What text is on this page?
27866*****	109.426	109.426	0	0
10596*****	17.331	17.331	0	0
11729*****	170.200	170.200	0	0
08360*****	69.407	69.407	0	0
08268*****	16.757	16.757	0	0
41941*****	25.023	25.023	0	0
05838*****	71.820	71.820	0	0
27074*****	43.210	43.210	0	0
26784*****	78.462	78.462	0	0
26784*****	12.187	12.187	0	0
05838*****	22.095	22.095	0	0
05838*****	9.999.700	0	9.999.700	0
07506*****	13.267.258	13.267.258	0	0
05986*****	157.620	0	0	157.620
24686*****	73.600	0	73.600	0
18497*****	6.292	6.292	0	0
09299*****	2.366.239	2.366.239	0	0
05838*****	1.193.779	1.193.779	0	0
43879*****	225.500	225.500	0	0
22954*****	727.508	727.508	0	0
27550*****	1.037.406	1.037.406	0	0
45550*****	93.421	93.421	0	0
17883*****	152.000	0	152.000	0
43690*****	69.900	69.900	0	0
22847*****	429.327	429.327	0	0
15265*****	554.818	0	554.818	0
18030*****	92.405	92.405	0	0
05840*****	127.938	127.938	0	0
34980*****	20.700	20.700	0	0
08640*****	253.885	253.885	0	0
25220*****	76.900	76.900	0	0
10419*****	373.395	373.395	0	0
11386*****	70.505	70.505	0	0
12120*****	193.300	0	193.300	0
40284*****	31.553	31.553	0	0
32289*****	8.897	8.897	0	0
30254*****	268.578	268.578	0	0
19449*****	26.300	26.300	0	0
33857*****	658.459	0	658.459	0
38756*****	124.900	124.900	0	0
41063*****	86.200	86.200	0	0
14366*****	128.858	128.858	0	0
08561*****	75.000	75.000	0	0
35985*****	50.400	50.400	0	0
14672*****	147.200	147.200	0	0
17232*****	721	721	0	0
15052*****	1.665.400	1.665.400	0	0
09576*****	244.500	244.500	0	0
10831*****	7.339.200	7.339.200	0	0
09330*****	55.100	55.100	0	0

******************************

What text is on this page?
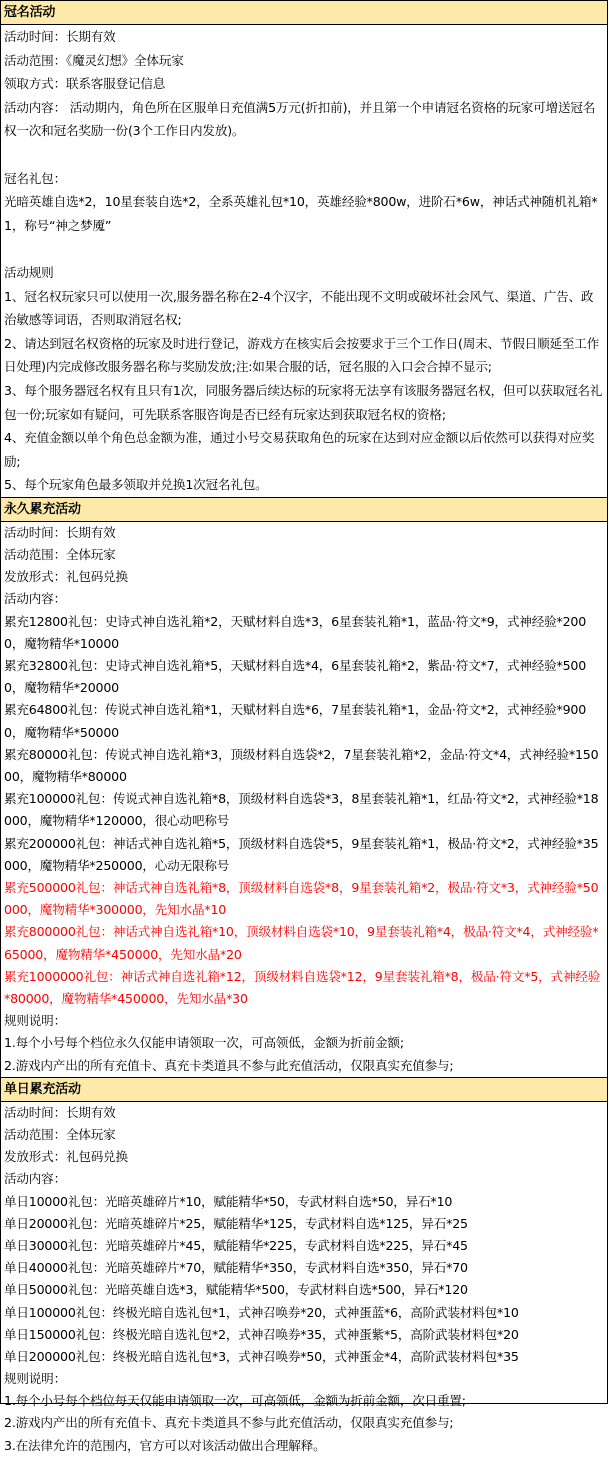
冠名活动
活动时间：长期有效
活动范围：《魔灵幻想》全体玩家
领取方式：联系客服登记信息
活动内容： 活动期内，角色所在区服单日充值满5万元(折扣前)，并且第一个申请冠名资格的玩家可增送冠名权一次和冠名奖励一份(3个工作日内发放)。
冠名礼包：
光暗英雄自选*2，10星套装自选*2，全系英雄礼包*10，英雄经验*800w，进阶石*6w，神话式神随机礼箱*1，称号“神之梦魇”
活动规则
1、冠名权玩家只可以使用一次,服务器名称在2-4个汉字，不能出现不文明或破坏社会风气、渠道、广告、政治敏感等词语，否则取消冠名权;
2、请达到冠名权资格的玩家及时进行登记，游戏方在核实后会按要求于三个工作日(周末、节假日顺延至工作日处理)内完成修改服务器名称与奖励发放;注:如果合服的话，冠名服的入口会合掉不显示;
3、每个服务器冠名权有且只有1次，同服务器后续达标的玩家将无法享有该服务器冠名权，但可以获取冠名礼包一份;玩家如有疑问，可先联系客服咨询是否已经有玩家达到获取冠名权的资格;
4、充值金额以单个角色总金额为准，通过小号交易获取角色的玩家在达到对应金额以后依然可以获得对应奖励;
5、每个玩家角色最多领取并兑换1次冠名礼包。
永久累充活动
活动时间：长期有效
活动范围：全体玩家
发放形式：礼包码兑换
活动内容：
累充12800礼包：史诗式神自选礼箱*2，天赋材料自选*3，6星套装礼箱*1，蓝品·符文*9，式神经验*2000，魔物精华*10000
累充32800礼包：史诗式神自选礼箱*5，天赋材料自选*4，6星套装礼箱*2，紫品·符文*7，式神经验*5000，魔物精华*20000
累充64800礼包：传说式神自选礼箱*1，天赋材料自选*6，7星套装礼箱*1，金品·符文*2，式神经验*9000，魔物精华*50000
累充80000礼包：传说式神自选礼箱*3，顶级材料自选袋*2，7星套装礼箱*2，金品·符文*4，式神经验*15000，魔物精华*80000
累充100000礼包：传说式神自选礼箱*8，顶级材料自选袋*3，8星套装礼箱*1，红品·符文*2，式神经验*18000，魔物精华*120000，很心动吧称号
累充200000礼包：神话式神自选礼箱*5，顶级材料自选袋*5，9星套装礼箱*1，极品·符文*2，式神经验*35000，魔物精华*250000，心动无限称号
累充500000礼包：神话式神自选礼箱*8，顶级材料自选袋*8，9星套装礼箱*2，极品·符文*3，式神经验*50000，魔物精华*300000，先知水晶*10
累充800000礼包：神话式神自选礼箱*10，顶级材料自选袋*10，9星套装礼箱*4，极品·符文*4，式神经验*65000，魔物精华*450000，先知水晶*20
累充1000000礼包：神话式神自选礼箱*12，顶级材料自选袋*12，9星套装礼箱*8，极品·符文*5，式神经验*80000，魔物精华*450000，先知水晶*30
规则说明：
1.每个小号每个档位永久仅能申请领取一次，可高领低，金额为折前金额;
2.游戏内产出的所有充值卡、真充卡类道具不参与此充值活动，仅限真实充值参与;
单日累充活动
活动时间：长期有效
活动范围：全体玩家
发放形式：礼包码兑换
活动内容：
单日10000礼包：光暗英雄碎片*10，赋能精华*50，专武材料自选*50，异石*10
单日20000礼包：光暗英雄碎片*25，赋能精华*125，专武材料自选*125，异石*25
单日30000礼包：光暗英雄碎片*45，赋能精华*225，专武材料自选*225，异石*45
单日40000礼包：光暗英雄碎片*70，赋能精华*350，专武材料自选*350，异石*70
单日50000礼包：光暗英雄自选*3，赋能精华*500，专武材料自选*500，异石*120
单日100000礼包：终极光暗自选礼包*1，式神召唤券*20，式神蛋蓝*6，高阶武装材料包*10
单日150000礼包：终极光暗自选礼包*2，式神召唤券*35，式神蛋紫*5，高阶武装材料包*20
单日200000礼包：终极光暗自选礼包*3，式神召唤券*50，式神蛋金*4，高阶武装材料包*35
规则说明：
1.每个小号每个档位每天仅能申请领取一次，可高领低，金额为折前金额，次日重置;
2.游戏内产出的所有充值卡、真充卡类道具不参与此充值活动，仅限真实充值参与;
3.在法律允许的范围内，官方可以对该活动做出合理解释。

******************************

● **What the exercise asks**
Your task is to gather all lines from the entries above that hold the word "高阶武装材料包".

● **Problem solution**
单日100000礼包：终极光暗自选礼包*1，式神召唤券*20，式神蛋蓝*6，高阶武装材料包*10
单日150000礼包：终极光暗自选礼包*2，式神召唤券*35，式神蛋紫*5，高阶武装材料包*20
单日200000礼包：终极光暗自选礼包*3，式神召唤券*50，式神蛋金*4，高阶武装材料包*35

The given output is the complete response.